Input:
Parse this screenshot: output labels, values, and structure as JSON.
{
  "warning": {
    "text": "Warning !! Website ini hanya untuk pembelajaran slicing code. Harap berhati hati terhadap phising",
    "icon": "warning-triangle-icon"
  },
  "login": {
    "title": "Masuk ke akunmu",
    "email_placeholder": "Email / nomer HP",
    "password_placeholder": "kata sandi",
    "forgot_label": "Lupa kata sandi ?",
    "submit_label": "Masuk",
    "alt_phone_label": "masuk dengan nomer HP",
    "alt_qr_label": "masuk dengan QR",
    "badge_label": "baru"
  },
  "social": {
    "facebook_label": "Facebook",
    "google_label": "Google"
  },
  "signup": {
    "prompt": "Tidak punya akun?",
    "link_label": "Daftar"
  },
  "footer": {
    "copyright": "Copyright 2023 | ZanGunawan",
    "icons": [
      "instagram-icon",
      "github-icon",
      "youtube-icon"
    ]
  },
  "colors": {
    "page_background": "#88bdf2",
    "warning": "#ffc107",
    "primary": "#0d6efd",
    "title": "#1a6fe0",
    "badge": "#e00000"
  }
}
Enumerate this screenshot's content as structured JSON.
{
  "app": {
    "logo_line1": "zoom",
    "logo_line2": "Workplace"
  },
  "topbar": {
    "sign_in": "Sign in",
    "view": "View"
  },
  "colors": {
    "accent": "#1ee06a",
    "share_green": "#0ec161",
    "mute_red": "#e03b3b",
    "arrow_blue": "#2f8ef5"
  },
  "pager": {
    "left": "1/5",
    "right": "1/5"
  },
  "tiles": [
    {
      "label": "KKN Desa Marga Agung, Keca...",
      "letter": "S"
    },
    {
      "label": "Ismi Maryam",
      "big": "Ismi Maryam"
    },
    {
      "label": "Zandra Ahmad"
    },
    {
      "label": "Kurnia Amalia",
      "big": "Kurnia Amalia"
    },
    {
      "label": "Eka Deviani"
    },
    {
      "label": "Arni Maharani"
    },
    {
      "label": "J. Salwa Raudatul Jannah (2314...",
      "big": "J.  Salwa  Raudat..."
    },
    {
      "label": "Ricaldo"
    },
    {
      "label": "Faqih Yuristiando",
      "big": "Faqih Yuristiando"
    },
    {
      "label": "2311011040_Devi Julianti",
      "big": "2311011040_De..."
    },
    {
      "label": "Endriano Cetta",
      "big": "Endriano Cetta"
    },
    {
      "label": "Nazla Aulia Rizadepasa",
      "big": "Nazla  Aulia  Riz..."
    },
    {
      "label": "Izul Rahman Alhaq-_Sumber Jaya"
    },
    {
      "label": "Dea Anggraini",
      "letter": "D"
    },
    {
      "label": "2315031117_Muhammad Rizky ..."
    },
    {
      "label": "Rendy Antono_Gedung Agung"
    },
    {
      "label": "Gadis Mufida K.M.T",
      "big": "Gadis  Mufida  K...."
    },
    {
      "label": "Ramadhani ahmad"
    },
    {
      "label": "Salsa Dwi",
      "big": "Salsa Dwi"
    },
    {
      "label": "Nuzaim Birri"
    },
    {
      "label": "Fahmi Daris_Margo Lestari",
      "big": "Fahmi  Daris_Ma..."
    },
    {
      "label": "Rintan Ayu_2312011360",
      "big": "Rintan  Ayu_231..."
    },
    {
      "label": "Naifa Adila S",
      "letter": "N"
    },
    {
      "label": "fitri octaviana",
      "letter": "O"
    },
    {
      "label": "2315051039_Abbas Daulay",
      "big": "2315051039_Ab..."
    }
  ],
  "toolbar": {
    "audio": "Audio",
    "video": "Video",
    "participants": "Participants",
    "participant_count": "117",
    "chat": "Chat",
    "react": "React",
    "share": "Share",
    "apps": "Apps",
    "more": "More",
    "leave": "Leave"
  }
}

Problem to work on: The records above must be output exactly, in full.

Solution to this exercise:
Parse this screenshot: output labels, values, and structure as JSON.
{
  "warning": {
    "text": "Warning !! Website ini hanya untuk pembelajaran slicing code. Harap berhati hati terhadap phising",
    "icon": "warning-triangle-icon"
  },
  "login": {
    "title": "Masuk ke akunmu",
    "email_placeholder": "Email / nomer HP",
    "password_placeholder": "kata sandi",
    "forgot_label": "Lupa kata sandi ?",
    "submit_label": "Masuk",
    "alt_phone_label": "masuk dengan nomer HP",
    "alt_qr_label": "masuk dengan QR",
    "badge_label": "baru"
  },
  "social": {
    "facebook_label": "Facebook",
    "google_label": "Google"
  },
  "signup": {
    "prompt": "Tidak punya akun?",
    "link_label": "Daftar"
  },
  "footer": {
    "copyright": "Copyright 2023 | ZanGunawan",
    "icons": [
      "instagram-icon",
      "github-icon",
      "youtube-icon"
    ]
  },
  "colors": {
    "page_background": "#88bdf2",
    "warning": "#ffc107",
    "primary": "#0d6efd",
    "title": "#1a6fe0",
    "badge": "#e00000"
  }
}
Enumerate this screenshot's content as structured JSON.
{
  "app": {
    "logo_line1": "zoom",
    "logo_line2": "Workplace"
  },
  "topbar": {
    "sign_in": "Sign in",
    "view": "View"
  },
  "colors": {
    "accent": "#1ee06a",
    "share_green": "#0ec161",
    "mute_red": "#e03b3b",
    "arrow_blue": "#2f8ef5"
  },
  "pager": {
    "left": "1/5",
    "right": "1/5"
  },
  "tiles": [
    {
      "label": "KKN Desa Marga Agung, Keca...",
      "letter": "S"
    },
    {
      "label": "Ismi Maryam",
      "big": "Ismi Maryam"
    },
    {
      "label": "Zandra Ahmad"
    },
    {
      "label": "Kurnia Amalia",
      "big": "Kurnia Amalia"
    },
    {
      "label": "Eka Deviani"
    },
    {
      "label": "Arni Maharani"
    },
    {
      "label": "J. Salwa Raudatul Jannah (2314...",
      "big": "J.  Salwa  Raudat..."
    },
    {
      "label": "Ricaldo"
    },
    {
      "label": "Faqih Yuristiando",
      "big": "Faqih Yuristiando"
    },
    {
      "label": "2311011040_Devi Julianti",
      "big": "2311011040_De..."
    },
    {
      "label": "Endriano Cetta",
      "big": "Endriano Cetta"
    },
    {
      "label": "Nazla Aulia Rizadepasa",
      "big": "Nazla  Aulia  Riz..."
    },
    {
      "label": "Izul Rahman Alhaq-_Sumber Jaya"
    },
    {
      "label": "Dea Anggraini",
      "letter": "D"
    },
    {
      "label": "2315031117_Muhammad Rizky ..."
    },
    {
      "label": "Rendy Antono_Gedung Agung"
    },
    {
      "label": "Gadis Mufida K.M.T",
      "big": "Gadis  Mufida  K...."
    },
    {
      "label": "Ramadhani ahmad"
    },
    {
      "label": "Salsa Dwi",
      "big": "Salsa Dwi"
    },
    {
      "label": "Nuzaim Birri"
    },
    {
      "label": "Fahmi Daris_Margo Lestari",
      "big": "Fahmi  Daris_Ma..."
    },
    {
      "label": "Rintan Ayu_2312011360",
      "big": "Rintan  Ayu_231..."
    },
    {
      "label": "Naifa Adila S",
      "letter": "N"
    },
    {
      "label": "fitri octaviana",
      "letter": "O"
    },
    {
      "label": "2315051039_Abbas Daulay",
      "big": "2315051039_Ab..."
    }
  ],
  "toolbar": {
    "audio": "Audio",
    "video": "Video",
    "participants": "Participants",
    "participant_count": "117",
    "chat": "Chat",
    "react": "React",
    "share": "Share",
    "apps": "Apps",
    "more": "More",
    "leave": "Leave"
  }
}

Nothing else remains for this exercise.